**PROBLEM TO WORK ON:**
Using the entries below, quote exactly the span of lines that begins with the line containing "What data populates" and ends with the final line.

**SUPPLIED MATERIAL:**
= = = = = = =

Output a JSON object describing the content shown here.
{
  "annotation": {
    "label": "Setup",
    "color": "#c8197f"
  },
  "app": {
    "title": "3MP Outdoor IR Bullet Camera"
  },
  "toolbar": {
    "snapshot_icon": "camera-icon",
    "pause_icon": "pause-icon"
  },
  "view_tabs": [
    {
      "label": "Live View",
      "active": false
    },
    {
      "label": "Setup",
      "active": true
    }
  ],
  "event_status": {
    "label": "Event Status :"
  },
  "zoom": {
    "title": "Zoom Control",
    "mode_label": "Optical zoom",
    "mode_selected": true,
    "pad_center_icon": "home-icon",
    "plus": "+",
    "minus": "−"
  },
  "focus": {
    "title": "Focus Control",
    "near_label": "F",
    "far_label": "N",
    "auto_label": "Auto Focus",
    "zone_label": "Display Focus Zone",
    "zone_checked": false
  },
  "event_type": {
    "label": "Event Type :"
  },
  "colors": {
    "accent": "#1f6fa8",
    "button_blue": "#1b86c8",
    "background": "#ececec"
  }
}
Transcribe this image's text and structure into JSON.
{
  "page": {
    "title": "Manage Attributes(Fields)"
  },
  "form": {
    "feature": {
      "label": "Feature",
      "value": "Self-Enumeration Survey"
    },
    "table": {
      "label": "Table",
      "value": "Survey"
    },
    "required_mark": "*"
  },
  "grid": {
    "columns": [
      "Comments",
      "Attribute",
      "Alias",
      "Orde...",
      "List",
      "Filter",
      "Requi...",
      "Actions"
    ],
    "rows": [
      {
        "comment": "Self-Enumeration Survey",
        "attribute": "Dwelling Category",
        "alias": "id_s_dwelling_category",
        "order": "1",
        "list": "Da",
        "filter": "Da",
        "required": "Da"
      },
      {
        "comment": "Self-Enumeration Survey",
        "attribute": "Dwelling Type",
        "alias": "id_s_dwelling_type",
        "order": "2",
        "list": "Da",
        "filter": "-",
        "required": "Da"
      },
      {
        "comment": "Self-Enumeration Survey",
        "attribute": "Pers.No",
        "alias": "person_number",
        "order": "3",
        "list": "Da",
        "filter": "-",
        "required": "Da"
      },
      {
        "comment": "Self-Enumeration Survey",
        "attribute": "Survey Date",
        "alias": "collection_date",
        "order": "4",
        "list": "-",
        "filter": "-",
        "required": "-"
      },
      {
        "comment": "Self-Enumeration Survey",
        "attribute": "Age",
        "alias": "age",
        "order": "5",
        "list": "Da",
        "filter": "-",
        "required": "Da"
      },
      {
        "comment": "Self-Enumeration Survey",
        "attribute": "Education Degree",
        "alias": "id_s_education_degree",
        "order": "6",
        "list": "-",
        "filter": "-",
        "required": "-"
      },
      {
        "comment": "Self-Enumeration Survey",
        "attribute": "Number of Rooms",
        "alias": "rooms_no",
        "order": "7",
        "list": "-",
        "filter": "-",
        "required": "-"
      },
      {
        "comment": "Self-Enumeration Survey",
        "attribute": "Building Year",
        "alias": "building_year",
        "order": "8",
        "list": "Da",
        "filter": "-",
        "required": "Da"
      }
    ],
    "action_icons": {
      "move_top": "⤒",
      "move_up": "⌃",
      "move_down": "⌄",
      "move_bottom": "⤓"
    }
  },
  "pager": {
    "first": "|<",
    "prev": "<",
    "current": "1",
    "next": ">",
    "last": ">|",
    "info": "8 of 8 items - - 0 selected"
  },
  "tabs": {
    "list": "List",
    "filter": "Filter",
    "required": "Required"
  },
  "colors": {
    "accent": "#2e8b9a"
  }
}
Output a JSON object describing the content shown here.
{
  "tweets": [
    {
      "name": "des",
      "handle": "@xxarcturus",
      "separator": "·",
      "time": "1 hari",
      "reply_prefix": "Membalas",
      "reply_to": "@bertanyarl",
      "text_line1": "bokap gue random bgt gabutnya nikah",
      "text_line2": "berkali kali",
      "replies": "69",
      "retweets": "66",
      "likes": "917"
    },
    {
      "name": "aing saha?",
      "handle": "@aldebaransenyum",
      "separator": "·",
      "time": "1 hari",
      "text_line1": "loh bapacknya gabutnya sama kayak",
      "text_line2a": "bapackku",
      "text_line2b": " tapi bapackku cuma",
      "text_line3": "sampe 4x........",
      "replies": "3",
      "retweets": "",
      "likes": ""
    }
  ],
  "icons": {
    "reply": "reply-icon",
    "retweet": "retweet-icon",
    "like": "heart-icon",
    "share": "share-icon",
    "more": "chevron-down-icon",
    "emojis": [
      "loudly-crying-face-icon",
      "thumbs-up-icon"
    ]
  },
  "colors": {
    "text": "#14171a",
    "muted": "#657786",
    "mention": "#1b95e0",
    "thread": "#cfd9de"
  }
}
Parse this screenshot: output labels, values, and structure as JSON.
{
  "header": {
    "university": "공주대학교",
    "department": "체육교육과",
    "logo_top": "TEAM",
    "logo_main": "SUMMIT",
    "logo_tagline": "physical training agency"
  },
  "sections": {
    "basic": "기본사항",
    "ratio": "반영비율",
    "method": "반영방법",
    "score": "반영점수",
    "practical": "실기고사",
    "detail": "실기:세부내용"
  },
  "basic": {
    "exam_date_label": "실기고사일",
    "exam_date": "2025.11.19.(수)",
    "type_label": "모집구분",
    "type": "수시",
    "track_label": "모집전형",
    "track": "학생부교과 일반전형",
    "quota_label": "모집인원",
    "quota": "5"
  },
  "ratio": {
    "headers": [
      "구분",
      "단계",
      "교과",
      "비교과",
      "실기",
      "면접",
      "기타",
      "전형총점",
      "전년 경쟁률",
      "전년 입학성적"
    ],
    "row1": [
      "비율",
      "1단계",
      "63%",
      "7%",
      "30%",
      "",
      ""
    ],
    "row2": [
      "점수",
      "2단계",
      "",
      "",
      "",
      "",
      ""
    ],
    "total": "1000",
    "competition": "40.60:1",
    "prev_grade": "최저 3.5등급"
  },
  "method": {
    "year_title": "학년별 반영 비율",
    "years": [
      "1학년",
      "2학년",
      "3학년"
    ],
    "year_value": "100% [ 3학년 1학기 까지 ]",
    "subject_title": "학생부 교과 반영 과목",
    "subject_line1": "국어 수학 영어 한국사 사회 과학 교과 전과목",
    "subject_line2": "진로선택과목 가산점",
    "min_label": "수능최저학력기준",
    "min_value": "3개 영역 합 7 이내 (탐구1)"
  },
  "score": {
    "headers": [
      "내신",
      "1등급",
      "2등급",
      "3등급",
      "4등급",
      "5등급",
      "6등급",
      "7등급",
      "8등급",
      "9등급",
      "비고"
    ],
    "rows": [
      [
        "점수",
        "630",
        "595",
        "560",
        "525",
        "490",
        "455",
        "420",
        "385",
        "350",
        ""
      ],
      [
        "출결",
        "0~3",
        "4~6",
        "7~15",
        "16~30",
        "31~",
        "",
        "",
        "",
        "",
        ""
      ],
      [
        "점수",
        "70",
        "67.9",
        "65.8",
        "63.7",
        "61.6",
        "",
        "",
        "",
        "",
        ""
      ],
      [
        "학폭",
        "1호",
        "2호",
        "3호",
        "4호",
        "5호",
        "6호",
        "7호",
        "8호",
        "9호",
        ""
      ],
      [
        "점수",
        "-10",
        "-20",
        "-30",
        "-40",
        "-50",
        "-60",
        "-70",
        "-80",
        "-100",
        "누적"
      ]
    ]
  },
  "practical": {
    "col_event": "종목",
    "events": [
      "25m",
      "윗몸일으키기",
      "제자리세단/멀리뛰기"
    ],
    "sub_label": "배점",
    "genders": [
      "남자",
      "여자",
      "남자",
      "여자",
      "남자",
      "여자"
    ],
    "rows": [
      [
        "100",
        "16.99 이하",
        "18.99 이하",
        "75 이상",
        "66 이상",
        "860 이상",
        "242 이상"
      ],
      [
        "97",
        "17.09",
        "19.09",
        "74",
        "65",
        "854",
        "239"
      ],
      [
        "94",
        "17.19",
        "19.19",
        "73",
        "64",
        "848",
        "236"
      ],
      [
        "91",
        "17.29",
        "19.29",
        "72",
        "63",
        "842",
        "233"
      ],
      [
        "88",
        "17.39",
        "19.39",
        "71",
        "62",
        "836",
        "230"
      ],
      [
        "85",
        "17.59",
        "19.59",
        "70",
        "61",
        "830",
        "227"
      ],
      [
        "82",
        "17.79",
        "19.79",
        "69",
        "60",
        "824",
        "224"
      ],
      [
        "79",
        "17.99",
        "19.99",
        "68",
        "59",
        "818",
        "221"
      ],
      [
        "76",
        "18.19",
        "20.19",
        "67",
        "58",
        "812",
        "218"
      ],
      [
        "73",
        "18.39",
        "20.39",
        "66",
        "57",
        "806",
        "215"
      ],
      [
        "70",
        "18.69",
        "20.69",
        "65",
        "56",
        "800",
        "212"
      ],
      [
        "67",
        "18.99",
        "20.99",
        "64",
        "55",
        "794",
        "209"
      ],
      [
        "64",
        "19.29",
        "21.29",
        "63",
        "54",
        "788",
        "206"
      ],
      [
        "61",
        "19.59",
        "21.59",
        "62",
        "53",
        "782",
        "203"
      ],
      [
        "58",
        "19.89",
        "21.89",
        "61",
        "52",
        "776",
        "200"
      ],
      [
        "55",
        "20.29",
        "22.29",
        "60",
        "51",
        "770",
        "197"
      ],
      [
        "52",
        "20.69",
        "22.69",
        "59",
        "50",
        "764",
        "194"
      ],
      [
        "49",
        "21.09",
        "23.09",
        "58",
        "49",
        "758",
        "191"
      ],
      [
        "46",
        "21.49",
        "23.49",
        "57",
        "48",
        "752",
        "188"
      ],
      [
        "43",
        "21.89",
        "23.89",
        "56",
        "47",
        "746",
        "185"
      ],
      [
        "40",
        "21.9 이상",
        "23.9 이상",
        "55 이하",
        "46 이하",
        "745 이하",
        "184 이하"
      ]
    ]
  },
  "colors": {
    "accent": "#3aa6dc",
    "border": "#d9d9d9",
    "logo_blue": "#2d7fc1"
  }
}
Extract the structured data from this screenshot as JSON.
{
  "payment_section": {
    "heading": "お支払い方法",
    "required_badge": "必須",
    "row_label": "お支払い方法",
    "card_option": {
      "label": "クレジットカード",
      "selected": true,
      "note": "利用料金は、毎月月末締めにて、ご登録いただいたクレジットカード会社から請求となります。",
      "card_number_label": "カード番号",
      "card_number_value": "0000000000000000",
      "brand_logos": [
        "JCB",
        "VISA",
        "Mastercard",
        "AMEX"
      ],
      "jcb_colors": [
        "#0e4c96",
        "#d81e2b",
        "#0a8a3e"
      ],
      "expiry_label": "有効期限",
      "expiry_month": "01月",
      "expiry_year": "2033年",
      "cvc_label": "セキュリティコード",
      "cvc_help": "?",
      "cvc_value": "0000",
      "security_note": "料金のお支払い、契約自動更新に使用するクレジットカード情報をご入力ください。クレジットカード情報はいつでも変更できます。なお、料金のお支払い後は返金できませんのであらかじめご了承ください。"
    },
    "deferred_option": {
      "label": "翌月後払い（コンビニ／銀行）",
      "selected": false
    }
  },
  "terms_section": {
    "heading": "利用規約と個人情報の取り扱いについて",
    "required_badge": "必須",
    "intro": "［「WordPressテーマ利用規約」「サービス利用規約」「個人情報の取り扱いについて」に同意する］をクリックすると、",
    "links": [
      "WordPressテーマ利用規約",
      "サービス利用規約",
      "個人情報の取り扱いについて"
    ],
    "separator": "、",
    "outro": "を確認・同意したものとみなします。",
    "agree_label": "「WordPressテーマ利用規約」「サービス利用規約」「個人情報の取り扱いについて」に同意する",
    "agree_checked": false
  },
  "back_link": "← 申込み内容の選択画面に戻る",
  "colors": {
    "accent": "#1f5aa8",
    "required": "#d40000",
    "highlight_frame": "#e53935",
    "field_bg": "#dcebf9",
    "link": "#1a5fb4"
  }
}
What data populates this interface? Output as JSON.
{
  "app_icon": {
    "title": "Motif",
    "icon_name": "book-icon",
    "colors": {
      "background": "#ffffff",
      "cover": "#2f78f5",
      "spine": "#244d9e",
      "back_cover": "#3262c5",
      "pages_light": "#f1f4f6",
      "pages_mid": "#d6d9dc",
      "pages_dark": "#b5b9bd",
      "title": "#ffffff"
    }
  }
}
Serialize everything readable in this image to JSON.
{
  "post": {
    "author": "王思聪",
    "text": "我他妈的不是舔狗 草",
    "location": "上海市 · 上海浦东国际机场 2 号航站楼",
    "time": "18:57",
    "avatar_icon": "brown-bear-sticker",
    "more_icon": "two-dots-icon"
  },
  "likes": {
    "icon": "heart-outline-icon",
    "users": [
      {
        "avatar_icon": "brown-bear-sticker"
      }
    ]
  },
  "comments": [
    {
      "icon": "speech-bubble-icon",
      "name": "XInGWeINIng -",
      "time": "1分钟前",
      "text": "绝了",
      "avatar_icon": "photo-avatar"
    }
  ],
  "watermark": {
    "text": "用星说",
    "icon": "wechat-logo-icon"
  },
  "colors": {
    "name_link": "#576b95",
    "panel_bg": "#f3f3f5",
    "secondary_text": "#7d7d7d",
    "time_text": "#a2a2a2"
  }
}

= = = = = = =

**ANSWER TO THE EXERCISE:**
What data populates this interface? Output as JSON.
{
  "app_icon": {
    "title": "Motif",
    "icon_name": "book-icon",
    "colors": {
      "background": "#ffffff",
      "cover": "#2f78f5",
      "spine": "#244d9e",
      "back_cover": "#3262c5",
      "pages_light": "#f1f4f6",
      "pages_mid": "#d6d9dc",
      "pages_dark": "#b5b9bd",
      "title": "#ffffff"
    }
  }
}
Serialize everything readable in this image to JSON.
{
  "post": {
    "author": "王思聪",
    "text": "我他妈的不是舔狗 草",
    "location": "上海市 · 上海浦东国际机场 2 号航站楼",
    "time": "18:57",
    "avatar_icon": "brown-bear-sticker",
    "more_icon": "two-dots-icon"
  },
  "likes": {
    "icon": "heart-outline-icon",
    "users": [
      {
        "avatar_icon": "brown-bear-sticker"
      }
    ]
  },
  "comments": [
    {
      "icon": "speech-bubble-icon",
      "name": "XInGWeINIng -",
      "time": "1分钟前",
      "text": "绝了",
      "avatar_icon": "photo-avatar"
    }
  ],
  "watermark": {
    "text": "用星说",
    "icon": "wechat-logo-icon"
  },
  "colors": {
    "name_link": "#576b95",
    "panel_bg": "#f3f3f5",
    "secondary_text": "#7d7d7d",
    "time_text": "#a2a2a2"
  }
}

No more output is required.